Recorded data
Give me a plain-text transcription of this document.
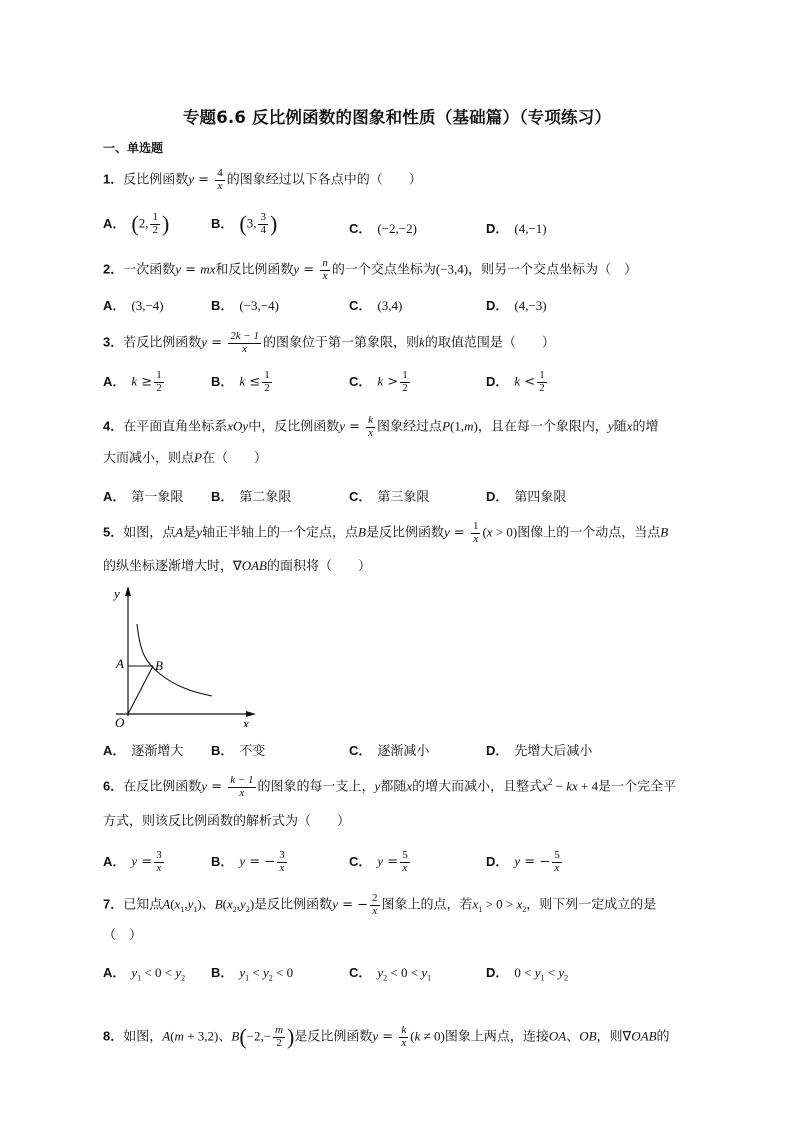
专题6.6 反比例函数的图象和性质（基础篇）（专项练习）
一、单选题
1．反比例函数$y = \frac{4}{x}$ 的图象经过以下各点中的（　　）
A． (2, $\frac{1}{2}$ )	B． (3, $\frac{3}{4}$ )	C． (−2,−2)	D． (4,−1)
2．一次函数y = mx和反比例函数$y = \frac{n}{x}$ 的一个交点坐标为(−3,4)，则另一个交点坐标为（　）
A． (3,−4)	B． (−3,−4)	C． (3,4)	D． (4,−3)
3．若反比例函数$y = \frac{2k - 1}{x}$ 的图象位于第一第象限，则k的取值范围是（　　）
A． $k \ge \frac{1}{2}$	B． $k \le \frac{1}{2}$	C． $k > \frac{1}{2}$	D． $k < \frac{1}{2}$
4．在平面直角坐标系xOy中，反比例函数$y = \frac{k}{x}$ 图象经过点P(1,m)，且在每一个象限内，y随x的增
大而减小，则点P在（　　）
A． 第一象限 B． 第二象限	C． 第三象限	D． 第四象限
5．如图，点A是y轴正半轴上的一个定点，点B是反比例函数$y = \frac{1}{x} (x > 0)$图像上的一个动点，当点B
的纵坐标逐渐增大时，∇OAB的面积将（　　）
y
x
O
A B
A． 逐渐增大 B． 不变	C． 逐渐减小	D． 先增大后减小
6．在反比例函数$y = \frac{k - 1}{x}$ 的图象的每一支上，y都随x的增大而减小，且整式$x^2$ − kx + 4是一个完全平
方式，则该反比例函数的解析式为（　　）
A． $y = \frac{3}{x}$	B． y = − $\frac{3}{x}$	C． $y = \frac{5}{x}$	D． y = − $\frac{5}{x}$
7．已知点$A(x_1,y_1)$、$B(x_2,y_2)$是反比例函数y = − $\frac{2}{x}$ 图象上的点，若$x_1 > 0 > x_2$，则下列一定成立的是
（　）
A． $y_1 < 0 < y_2$ B． $y_1 < y_2 < 0$	C． $y_2 < 0 < y_1$	D． $0 < y_1 < y_2$
8．如图，A(m + 3,2)、$B(-2,- \frac{m}{2}$ )是反比例函数$y = \frac{k}{x} (k \ne 0)$图象上两点，连接OA、OB，则∇OAB的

§ Your instructions
The entries above should be reproduced exactly, without their pictures.

§ Output below
Give me a plain-text transcription of this document.
专题6.6 反比例函数的图象和性质（基础篇）（专项练习）
一、单选题
1．反比例函数$y = \frac{4}{x}$ 的图象经过以下各点中的（　　）
A． (2, $\frac{1}{2}$ )	B． (3, $\frac{3}{4}$ )	C． (−2,−2)	D． (4,−1)
2．一次函数y = mx和反比例函数$y = \frac{n}{x}$ 的一个交点坐标为(−3,4)，则另一个交点坐标为（　）
A． (3,−4)	B． (−3,−4)	C． (3,4)	D． (4,−3)
3．若反比例函数$y = \frac{2k - 1}{x}$ 的图象位于第一第象限，则k的取值范围是（　　）
A． $k \ge \frac{1}{2}$	B． $k \le \frac{1}{2}$	C． $k > \frac{1}{2}$	D． $k < \frac{1}{2}$
4．在平面直角坐标系xOy中，反比例函数$y = \frac{k}{x}$ 图象经过点P(1,m)，且在每一个象限内，y随x的增
大而减小，则点P在（　　）
A． 第一象限 B． 第二象限	C． 第三象限	D． 第四象限
5．如图，点A是y轴正半轴上的一个定点，点B是反比例函数$y = \frac{1}{x} (x > 0)$图像上的一个动点，当点B
的纵坐标逐渐增大时，∇OAB的面积将（　　）
y
x
O
A B
A． 逐渐增大 B． 不变	C． 逐渐减小	D． 先增大后减小
6．在反比例函数$y = \frac{k - 1}{x}$ 的图象的每一支上，y都随x的增大而减小，且整式$x^2$ − kx + 4是一个完全平
方式，则该反比例函数的解析式为（　　）
A． $y = \frac{3}{x}$	B． y = − $\frac{3}{x}$	C． $y = \frac{5}{x}$	D． y = − $\frac{5}{x}$
7．已知点$A(x_1,y_1)$、$B(x_2,y_2)$是反比例函数y = − $\frac{2}{x}$ 图象上的点，若$x_1 > 0 > x_2$，则下列一定成立的是
（　）
A． $y_1 < 0 < y_2$ B． $y_1 < y_2 < 0$	C． $y_2 < 0 < y_1$	D． $0 < y_1 < y_2$
8．如图，A(m + 3,2)、$B(-2,- \frac{m}{2}$ )是反比例函数$y = \frac{k}{x} (k \ne 0)$图象上两点，连接OA、OB，则∇OAB的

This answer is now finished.